### Task instructions
Drop every picture, then transcribe the remaining data exactly.

### Given information

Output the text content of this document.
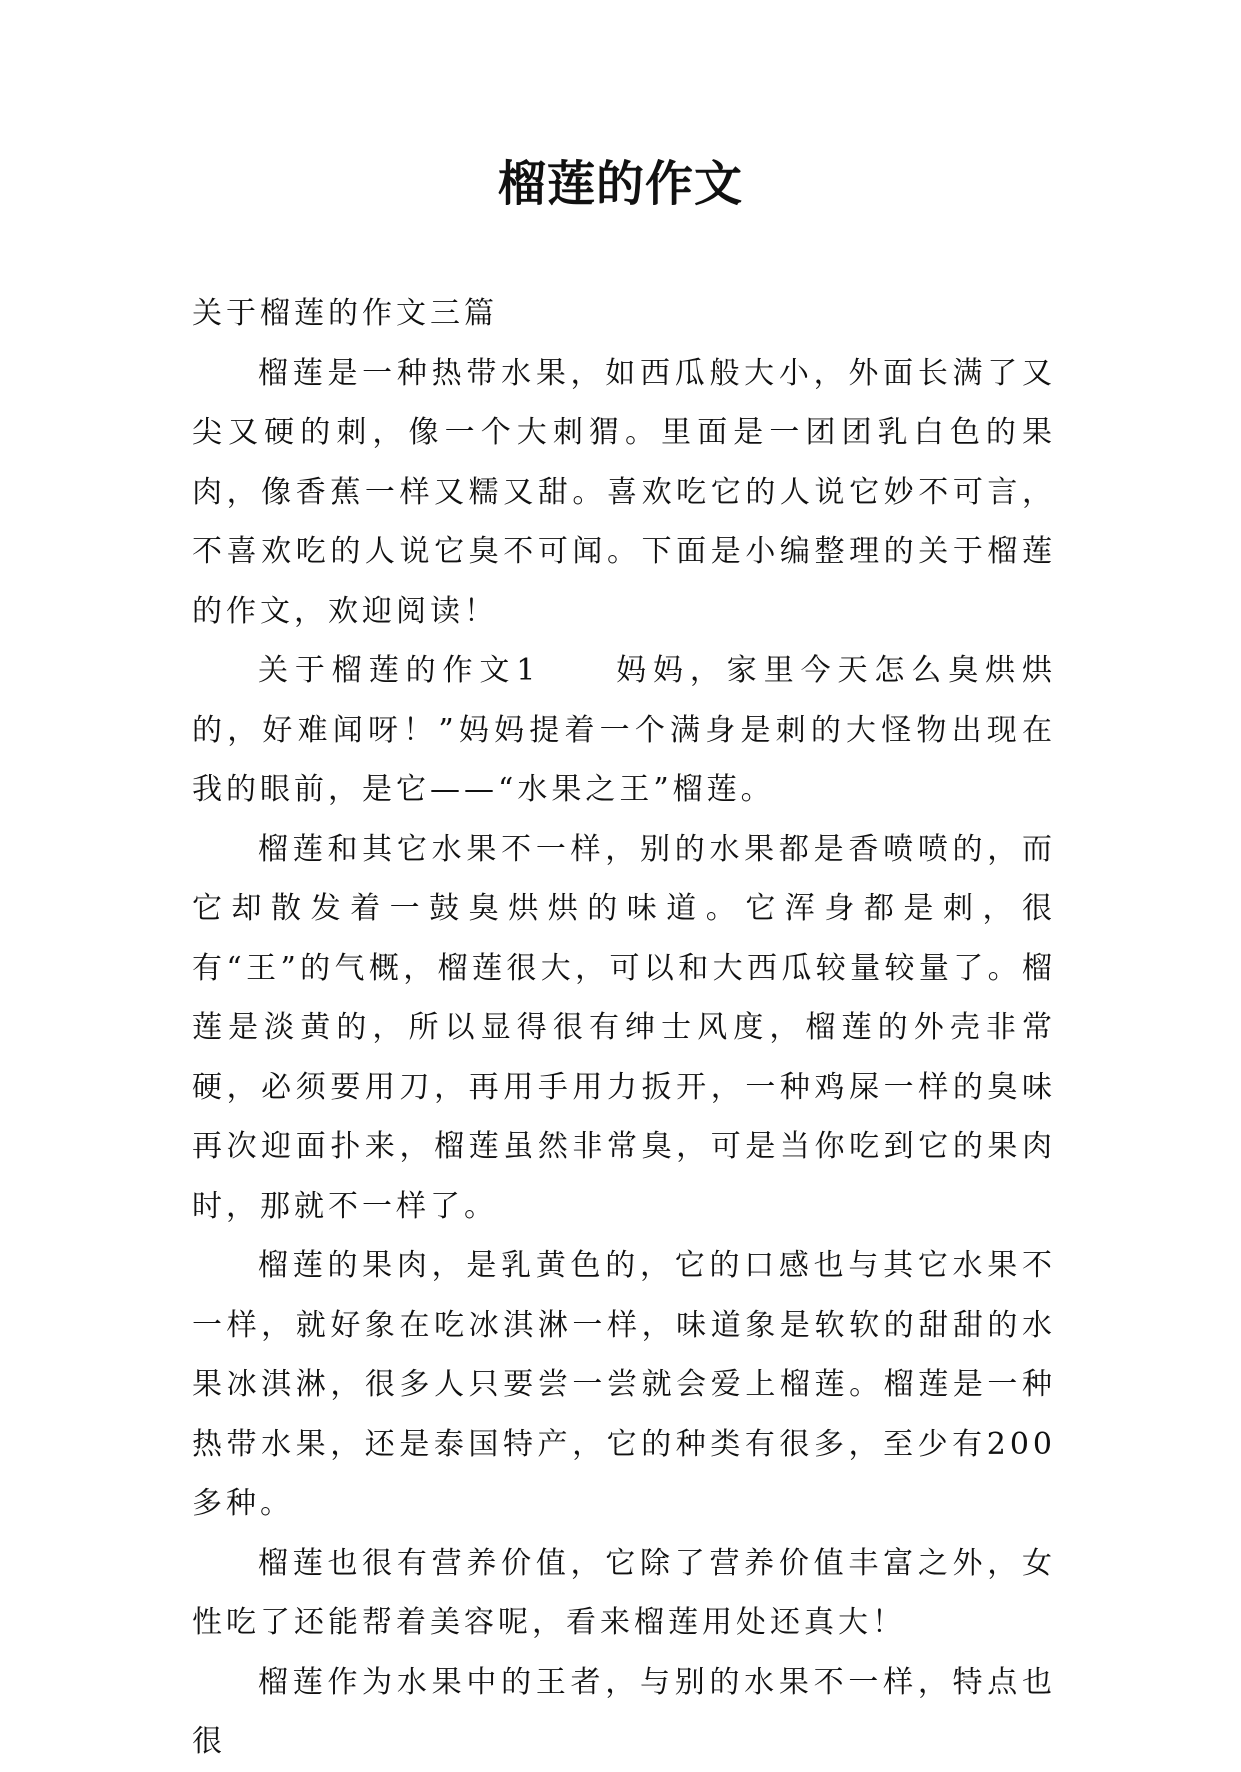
榴莲的作文

关于榴莲的作文三篇

榴莲是一种热带水果，如西瓜般大小，外面长满了又尖又硬的刺，像一个大刺猬。里面是一团团乳白色的果肉，像香蕉一样又糯又甜。喜欢吃它的人说它妙不可言，不喜欢吃的人说它臭不可闻。下面是小编整理的关于榴莲的作文，欢迎阅读！

关于榴莲的作文1　　妈妈，家里今天怎么臭烘烘的，好难闻呀！”妈妈提着一个满身是刺的大怪物出现在我的眼前，是它——“水果之王”榴莲。

榴莲和其它水果不一样，别的水果都是香喷喷的，而它却散发着一鼓臭烘烘的味道。它浑身都是刺，很有“王”的气概，榴莲很大，可以和大西瓜较量较量了。榴莲是淡黄的，所以显得很有绅士风度，榴莲的外壳非常硬，必须要用刀，再用手用力扳开，一种鸡屎一样的臭味再次迎面扑来，榴莲虽然非常臭，可是当你吃到它的果肉时，那就不一样了。

榴莲的果肉，是乳黄色的，它的口感也与其它水果不一样，就好象在吃冰淇淋一样，味道象是软软的甜甜的水果冰淇淋，很多人只要尝一尝就会爱上榴莲。榴莲是一种热带水果，还是泰国特产，它的种类有很多，至少有200多种。

榴莲也很有营养价值，它除了营养价值丰富之外，女性吃了还能帮着美容呢，看来榴莲用处还真大！

榴莲作为水果中的王者，与别的水果不一样，特点也很
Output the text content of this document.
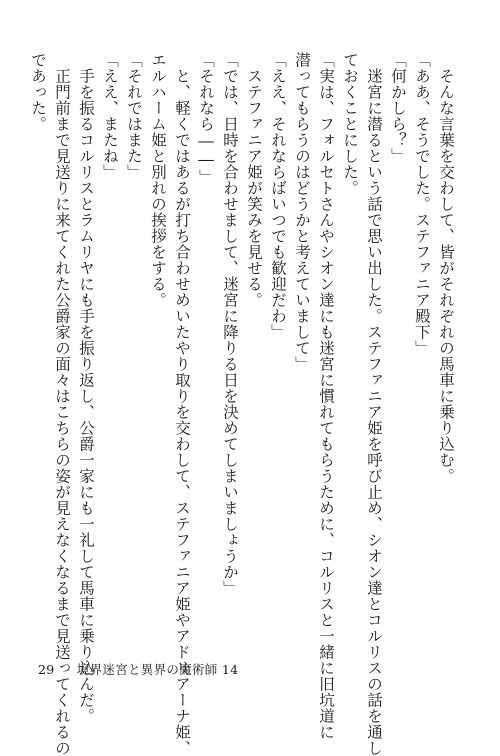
　そんな言葉を交わして、皆がそれぞれの馬車に乗り込む。
「ああ、そうでした。ステファニア殿下」
「何かしら？」
　迷宮に潜るという話で思い出した。ステファニア姫を呼び止め、シオン達とコルリスの話を通し
ておくことにした。
「実は、フォルセトさんやシオン達にも迷宮に慣れてもらうために、コルリスと一緒に旧坑道に
潜ってもらうのはどうかと考えていまして」
「ええ、それならばいつでも歓迎だわ」
　ステファニア姫が笑みを見せる。
「では、日時を合わせまして、迷宮に降りる日を決めてしまいましょうか」
「それなら――」
　と、軽くではあるが打ち合わせめいたやり取りを交わして、ステファニア姫やアドリアーナ姫、
エルハーム姫と別れの挨拶をする。
「それではまた」
「ええ、またね」
　手を振るコルリスとラムリヤにも手を振り返し、公爵一家にも一礼して馬車に乗り込んだ。
　正門前まで見送りに来てくれた公爵家の面々はこちらの姿が見えなくなるまで見送ってくれるの
であった。
29 境界迷宮と異界の魔術師 14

### In response
Output the text content of this document.
榴莲的作文

关于榴莲的作文三篇

榴莲是一种热带水果，如西瓜般大小，外面长满了又尖又硬的刺，像一个大刺猬。里面是一团团乳白色的果肉，像香蕉一样又糯又甜。喜欢吃它的人说它妙不可言，不喜欢吃的人说它臭不可闻。下面是小编整理的关于榴莲的作文，欢迎阅读！

关于榴莲的作文1　　妈妈，家里今天怎么臭烘烘的，好难闻呀！”妈妈提着一个满身是刺的大怪物出现在我的眼前，是它——“水果之王”榴莲。

榴莲和其它水果不一样，别的水果都是香喷喷的，而它却散发着一鼓臭烘烘的味道。它浑身都是刺，很有“王”的气概，榴莲很大，可以和大西瓜较量较量了。榴莲是淡黄的，所以显得很有绅士风度，榴莲的外壳非常硬，必须要用刀，再用手用力扳开，一种鸡屎一样的臭味再次迎面扑来，榴莲虽然非常臭，可是当你吃到它的果肉时，那就不一样了。

榴莲的果肉，是乳黄色的，它的口感也与其它水果不一样，就好象在吃冰淇淋一样，味道象是软软的甜甜的水果冰淇淋，很多人只要尝一尝就会爱上榴莲。榴莲是一种热带水果，还是泰国特产，它的种类有很多，至少有200多种。

榴莲也很有营养价值，它除了营养价值丰富之外，女性吃了还能帮着美容呢，看来榴莲用处还真大！

榴莲作为水果中的王者，与别的水果不一样，特点也很
Output the text content of this document.
　そんな言葉を交わして、皆がそれぞれの馬車に乗り込む。
「ああ、そうでした。ステファニア殿下」
「何かしら？」
　迷宮に潜るという話で思い出した。ステファニア姫を呼び止め、シオン達とコルリスの話を通し
ておくことにした。
「実は、フォルセトさんやシオン達にも迷宮に慣れてもらうために、コルリスと一緒に旧坑道に
潜ってもらうのはどうかと考えていまして」
「ええ、それならばいつでも歓迎だわ」
　ステファニア姫が笑みを見せる。
「では、日時を合わせまして、迷宮に降りる日を決めてしまいましょうか」
「それなら――」
　と、軽くではあるが打ち合わせめいたやり取りを交わして、ステファニア姫やアドリアーナ姫、
エルハーム姫と別れの挨拶をする。
「それではまた」
「ええ、またね」
　手を振るコルリスとラムリヤにも手を振り返し、公爵一家にも一礼して馬車に乗り込んだ。
　正門前まで見送りに来てくれた公爵家の面々はこちらの姿が見えなくなるまで見送ってくれるの
であった。
29 境界迷宮と異界の魔術師 14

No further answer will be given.